Start of INPUT DATA

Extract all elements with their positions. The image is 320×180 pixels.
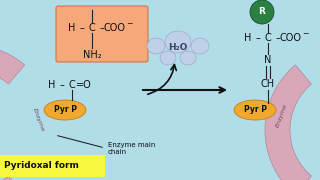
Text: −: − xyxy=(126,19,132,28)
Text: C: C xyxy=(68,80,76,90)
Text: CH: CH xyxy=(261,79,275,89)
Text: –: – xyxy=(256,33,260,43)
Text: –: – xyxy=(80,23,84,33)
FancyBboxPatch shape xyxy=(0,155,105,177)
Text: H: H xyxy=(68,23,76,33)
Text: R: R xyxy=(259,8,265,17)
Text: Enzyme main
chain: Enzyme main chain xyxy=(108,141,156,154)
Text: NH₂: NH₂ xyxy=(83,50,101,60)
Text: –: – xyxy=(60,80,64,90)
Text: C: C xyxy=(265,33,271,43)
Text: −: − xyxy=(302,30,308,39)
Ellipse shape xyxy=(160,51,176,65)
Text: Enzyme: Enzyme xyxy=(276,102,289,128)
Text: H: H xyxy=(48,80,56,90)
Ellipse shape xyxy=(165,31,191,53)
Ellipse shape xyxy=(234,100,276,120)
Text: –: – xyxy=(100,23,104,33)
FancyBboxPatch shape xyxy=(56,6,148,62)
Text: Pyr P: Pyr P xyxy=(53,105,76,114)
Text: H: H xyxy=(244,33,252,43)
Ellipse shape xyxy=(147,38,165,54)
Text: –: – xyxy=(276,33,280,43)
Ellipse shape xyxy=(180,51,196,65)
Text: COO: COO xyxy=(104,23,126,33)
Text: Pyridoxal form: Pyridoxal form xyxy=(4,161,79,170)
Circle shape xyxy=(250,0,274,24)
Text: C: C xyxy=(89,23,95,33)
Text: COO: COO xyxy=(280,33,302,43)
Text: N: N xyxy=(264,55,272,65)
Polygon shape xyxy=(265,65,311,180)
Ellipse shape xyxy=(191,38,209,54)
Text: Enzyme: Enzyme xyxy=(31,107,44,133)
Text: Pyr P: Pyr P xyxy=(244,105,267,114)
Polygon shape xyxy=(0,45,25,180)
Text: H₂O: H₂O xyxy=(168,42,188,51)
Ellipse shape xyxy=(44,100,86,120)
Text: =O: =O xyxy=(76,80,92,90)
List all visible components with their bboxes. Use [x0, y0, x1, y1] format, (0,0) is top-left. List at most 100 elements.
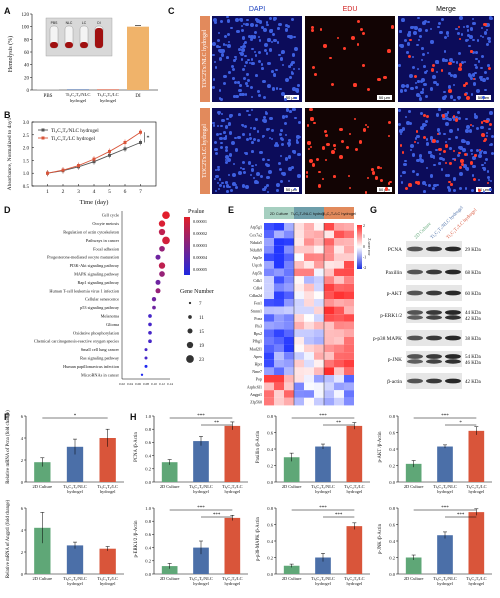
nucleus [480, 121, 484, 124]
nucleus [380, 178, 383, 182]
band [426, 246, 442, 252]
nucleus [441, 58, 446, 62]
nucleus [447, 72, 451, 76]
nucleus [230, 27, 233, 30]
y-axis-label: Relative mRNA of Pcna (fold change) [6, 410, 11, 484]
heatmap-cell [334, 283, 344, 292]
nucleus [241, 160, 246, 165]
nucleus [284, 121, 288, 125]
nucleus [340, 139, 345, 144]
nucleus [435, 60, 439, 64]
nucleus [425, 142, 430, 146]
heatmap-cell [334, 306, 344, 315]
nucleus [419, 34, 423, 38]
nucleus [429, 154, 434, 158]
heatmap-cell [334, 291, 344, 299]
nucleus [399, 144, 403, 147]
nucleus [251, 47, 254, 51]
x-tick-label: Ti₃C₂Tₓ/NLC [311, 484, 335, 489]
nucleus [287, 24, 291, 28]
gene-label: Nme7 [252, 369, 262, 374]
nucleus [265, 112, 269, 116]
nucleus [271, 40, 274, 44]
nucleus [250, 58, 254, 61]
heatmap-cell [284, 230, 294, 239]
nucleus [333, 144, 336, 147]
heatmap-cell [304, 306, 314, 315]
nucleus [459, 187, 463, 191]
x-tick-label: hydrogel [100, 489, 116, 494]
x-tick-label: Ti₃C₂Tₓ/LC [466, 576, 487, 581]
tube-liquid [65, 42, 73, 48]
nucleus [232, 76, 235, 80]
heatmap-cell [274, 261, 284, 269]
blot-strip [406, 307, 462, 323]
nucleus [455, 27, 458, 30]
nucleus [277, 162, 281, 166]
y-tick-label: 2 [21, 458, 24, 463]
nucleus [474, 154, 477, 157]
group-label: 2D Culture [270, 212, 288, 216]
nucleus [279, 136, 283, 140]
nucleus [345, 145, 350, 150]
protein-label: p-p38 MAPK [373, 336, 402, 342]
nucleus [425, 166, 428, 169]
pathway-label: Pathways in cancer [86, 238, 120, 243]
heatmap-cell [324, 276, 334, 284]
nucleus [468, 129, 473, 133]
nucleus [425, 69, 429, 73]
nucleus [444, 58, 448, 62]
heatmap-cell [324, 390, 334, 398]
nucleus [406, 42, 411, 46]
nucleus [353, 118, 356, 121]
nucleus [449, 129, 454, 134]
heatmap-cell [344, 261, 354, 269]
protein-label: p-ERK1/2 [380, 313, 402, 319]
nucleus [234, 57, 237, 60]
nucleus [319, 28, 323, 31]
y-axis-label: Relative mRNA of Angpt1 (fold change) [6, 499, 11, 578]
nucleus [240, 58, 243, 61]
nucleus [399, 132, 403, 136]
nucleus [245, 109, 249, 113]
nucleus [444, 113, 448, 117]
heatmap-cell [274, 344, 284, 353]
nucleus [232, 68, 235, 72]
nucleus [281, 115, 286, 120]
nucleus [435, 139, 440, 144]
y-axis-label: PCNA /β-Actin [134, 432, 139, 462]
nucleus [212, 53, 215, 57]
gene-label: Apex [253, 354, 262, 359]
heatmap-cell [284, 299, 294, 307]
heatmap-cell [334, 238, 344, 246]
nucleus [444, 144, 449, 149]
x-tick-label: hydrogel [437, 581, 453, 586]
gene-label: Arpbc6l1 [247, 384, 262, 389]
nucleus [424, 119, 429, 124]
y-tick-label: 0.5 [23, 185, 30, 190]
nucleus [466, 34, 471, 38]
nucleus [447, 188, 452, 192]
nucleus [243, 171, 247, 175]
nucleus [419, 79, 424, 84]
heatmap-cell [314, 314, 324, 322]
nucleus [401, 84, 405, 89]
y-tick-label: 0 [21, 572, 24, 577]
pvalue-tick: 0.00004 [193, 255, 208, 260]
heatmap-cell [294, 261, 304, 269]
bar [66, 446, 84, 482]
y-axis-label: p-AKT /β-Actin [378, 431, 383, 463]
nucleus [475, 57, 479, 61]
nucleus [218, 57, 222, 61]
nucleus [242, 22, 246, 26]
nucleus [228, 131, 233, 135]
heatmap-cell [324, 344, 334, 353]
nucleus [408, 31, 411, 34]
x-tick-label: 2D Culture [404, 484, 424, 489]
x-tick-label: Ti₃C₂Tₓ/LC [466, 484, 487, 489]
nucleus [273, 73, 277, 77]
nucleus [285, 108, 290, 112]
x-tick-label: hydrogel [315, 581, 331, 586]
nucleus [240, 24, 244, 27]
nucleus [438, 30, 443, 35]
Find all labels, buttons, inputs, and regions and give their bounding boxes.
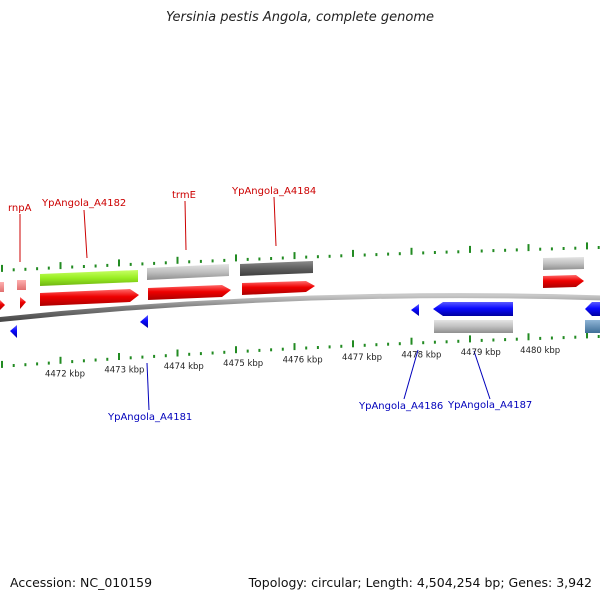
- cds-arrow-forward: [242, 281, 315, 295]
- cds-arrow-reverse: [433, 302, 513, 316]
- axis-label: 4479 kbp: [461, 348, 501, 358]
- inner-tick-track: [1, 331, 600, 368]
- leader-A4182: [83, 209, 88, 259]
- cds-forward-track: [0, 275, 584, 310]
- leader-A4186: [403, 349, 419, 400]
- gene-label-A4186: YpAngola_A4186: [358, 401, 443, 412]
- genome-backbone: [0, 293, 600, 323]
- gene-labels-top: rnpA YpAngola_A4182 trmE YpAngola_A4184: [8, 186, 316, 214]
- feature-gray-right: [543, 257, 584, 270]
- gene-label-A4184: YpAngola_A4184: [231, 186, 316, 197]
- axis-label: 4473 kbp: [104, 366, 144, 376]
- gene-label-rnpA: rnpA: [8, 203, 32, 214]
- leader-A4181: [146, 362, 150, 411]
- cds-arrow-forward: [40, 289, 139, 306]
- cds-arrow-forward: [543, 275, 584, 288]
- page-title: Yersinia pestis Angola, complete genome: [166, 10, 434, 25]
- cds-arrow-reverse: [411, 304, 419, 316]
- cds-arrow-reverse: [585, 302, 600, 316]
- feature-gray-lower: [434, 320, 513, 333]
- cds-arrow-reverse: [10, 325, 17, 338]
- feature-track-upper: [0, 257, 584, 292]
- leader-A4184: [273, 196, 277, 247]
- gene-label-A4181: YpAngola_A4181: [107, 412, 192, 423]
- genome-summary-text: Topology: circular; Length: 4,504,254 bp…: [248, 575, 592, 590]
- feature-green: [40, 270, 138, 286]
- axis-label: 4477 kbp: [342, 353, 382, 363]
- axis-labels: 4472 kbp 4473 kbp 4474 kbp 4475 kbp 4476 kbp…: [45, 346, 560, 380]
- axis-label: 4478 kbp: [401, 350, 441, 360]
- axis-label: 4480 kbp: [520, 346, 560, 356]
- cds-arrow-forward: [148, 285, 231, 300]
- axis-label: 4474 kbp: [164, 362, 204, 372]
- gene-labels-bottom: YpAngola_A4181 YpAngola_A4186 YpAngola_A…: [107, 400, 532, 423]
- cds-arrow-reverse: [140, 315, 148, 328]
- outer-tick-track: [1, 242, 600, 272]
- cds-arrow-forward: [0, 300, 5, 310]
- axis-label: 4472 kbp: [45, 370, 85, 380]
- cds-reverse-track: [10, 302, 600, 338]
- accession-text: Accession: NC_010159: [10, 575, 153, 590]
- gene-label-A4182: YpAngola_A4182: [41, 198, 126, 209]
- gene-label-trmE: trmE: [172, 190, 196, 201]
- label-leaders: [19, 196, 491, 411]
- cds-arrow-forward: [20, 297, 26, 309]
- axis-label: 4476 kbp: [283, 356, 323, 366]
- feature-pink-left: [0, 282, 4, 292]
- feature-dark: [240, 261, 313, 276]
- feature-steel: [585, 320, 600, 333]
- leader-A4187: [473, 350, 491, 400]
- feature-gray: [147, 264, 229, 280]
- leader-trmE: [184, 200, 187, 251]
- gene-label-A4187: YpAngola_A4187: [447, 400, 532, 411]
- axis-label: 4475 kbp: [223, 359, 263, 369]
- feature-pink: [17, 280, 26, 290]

End of INPUT DATA

** EXERCISE OBJECTIVE **
State how many lines in the records contain the string "elements". Give the number with no words around it.

** OUTPUT OF THE EXERCISE **
2